In the listing that follows, count each line where the word "asian" appears; write nothing but the count.

## start Data rows

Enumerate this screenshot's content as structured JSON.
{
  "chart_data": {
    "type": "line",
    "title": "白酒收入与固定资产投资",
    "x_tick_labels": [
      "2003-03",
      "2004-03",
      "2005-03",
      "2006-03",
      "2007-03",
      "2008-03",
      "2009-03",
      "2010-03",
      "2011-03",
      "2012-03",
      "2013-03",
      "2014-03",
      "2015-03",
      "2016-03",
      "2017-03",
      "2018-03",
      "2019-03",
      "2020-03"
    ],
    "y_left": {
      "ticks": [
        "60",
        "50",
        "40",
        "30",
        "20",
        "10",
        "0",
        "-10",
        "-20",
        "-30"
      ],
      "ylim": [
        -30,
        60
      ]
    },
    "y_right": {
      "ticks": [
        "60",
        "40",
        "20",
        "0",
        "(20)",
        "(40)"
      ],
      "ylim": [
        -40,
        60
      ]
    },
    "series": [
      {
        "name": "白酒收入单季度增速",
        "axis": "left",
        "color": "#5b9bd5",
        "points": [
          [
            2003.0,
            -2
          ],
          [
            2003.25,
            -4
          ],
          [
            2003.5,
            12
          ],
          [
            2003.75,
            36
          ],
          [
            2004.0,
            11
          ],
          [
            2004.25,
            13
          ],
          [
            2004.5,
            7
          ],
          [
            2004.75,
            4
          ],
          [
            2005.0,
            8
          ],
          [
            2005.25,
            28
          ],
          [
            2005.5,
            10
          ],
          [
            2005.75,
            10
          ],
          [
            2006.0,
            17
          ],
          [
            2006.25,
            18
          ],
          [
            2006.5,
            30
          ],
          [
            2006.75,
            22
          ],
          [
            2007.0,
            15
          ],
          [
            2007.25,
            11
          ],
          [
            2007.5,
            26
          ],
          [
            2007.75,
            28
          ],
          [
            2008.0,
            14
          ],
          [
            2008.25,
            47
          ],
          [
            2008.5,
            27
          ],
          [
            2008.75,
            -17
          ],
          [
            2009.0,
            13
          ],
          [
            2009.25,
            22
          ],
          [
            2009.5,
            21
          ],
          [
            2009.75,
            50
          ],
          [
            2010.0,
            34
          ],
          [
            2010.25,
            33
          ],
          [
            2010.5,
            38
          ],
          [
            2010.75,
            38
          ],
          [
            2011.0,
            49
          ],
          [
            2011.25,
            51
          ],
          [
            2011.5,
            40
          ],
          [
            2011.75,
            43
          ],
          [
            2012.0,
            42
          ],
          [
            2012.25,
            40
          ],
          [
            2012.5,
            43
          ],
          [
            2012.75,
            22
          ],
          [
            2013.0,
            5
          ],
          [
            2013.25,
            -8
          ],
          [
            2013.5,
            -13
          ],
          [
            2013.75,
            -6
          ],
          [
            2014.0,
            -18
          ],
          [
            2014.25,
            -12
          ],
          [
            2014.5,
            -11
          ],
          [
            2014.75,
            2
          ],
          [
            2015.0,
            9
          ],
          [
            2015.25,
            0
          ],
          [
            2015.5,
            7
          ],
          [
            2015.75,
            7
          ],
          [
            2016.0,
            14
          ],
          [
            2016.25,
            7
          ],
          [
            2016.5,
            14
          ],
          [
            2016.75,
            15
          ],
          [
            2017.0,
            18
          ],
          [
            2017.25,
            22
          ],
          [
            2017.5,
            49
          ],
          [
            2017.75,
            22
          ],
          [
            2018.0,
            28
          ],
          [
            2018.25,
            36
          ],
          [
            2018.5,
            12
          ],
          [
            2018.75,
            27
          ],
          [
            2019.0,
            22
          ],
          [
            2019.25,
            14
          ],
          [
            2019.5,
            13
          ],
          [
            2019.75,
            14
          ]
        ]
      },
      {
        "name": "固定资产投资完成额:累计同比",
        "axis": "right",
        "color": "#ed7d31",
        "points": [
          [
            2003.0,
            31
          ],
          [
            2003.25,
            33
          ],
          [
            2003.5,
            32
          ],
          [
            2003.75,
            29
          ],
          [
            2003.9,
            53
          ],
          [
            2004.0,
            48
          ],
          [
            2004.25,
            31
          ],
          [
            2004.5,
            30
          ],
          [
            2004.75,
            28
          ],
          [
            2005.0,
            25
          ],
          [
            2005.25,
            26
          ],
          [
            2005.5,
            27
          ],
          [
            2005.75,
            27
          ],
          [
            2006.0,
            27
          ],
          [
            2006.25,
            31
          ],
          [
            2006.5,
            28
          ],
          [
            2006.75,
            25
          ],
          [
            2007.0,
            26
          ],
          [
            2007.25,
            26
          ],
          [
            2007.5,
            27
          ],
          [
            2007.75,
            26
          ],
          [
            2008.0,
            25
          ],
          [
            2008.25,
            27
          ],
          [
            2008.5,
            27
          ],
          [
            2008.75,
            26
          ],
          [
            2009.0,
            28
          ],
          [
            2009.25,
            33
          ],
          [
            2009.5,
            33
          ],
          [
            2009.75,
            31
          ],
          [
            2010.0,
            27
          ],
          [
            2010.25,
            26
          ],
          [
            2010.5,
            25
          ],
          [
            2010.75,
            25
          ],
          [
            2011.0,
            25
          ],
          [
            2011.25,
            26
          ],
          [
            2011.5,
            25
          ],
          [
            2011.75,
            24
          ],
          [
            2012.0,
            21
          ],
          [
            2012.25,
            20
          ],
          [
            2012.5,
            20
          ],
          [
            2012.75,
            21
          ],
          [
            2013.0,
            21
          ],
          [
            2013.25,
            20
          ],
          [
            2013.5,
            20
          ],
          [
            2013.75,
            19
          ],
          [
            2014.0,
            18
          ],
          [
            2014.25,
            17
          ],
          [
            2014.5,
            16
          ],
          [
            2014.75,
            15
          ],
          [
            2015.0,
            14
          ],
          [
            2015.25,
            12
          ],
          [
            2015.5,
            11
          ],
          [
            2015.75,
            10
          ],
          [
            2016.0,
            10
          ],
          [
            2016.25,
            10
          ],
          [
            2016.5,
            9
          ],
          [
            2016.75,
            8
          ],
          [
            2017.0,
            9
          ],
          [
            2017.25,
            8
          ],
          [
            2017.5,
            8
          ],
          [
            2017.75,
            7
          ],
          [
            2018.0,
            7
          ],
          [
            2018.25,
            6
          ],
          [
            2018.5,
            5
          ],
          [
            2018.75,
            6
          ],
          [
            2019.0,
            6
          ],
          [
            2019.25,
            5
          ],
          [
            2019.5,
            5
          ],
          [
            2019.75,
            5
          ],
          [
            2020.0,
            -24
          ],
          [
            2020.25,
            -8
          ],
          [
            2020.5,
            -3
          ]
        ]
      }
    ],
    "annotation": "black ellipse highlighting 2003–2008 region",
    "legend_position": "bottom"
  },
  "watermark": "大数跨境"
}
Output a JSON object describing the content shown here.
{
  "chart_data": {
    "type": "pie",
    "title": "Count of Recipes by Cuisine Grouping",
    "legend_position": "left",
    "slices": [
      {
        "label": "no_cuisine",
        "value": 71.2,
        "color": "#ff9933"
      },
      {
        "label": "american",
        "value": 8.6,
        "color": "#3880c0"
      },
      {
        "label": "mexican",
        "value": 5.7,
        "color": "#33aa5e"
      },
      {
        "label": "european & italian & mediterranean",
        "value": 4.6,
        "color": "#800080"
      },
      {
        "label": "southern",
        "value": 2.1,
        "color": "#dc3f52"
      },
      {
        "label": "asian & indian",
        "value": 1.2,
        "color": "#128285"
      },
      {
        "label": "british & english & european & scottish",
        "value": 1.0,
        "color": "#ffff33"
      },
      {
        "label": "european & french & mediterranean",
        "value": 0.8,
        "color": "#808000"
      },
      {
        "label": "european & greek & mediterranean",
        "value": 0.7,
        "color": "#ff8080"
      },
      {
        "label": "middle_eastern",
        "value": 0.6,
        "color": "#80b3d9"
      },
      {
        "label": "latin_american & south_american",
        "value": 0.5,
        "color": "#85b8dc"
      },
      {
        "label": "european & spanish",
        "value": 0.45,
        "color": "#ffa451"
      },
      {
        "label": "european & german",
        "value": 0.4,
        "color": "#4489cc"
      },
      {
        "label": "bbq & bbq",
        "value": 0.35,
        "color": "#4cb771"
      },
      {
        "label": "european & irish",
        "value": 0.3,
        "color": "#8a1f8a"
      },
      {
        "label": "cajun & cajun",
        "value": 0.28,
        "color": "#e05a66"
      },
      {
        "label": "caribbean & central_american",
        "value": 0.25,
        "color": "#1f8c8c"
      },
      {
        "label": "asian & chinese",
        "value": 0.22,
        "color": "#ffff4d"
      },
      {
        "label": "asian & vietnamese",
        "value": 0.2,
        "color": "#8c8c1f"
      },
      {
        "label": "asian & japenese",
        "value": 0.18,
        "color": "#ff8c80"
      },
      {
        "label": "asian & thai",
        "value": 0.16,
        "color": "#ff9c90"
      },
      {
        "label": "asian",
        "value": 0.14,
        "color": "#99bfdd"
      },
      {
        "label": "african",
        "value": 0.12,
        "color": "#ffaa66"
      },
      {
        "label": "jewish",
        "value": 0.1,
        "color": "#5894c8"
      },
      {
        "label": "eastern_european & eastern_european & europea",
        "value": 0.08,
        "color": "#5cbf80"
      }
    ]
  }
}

## end Data rows

• [Solution for this exercise] 6